(Dataset entries)
━━━━━━━━━━━━━━━━

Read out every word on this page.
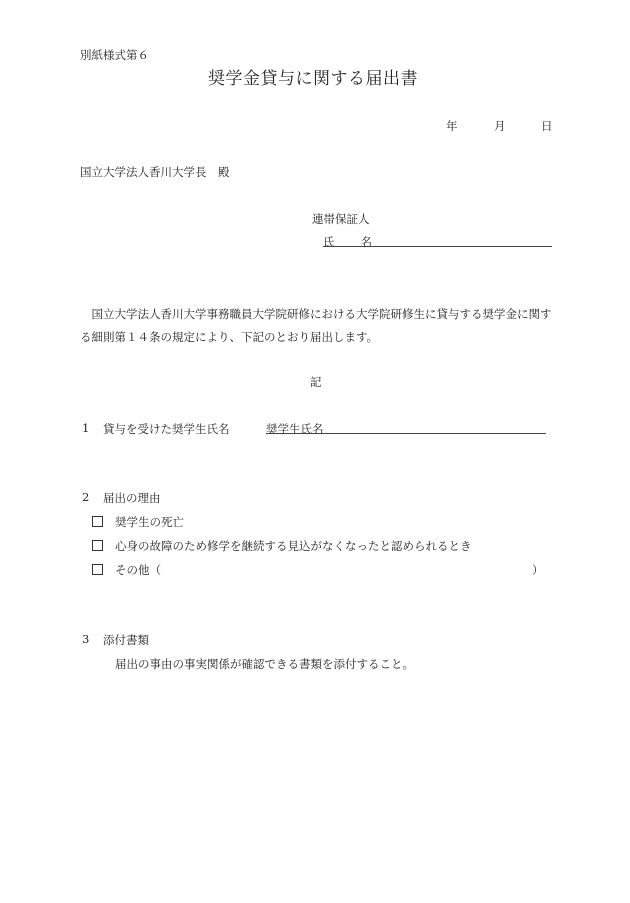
別紙様式第６
奨学金貸与に関する届出書
年	月	日
国立大学法人香川大学長　殿
連帯保証人
氏 名
　国立大学法人香川大学事務職員大学院研修における大学院研修生に貸与する奨学金に関す
る細則第１４条の規定により、下記のとおり届出します。
記
1 貸与を受けた奨学生氏名	奨学生氏名
2 届出の理由
奨学生の死亡
心身の故障のため修学を継続する見込がなくなったと認められるとき
その他（	）
3 添付書類
届出の事由の事実関係が確認できる書類を添付すること。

━━━━━━━━━━━━━━━━

**What is asked:**
Every line of text is to be repeated exactly; pictures are left out.

**Task solution:**
Read out every word on this page.
別紙様式第６
奨学金貸与に関する届出書
年	月	日
国立大学法人香川大学長　殿
連帯保証人
氏 名
　国立大学法人香川大学事務職員大学院研修における大学院研修生に貸与する奨学金に関す
る細則第１４条の規定により、下記のとおり届出します。
記
1 貸与を受けた奨学生氏名	奨学生氏名
2 届出の理由
奨学生の死亡
心身の故障のため修学を継続する見込がなくなったと認められるとき
その他（	）
3 添付書類
届出の事由の事実関係が確認できる書類を添付すること。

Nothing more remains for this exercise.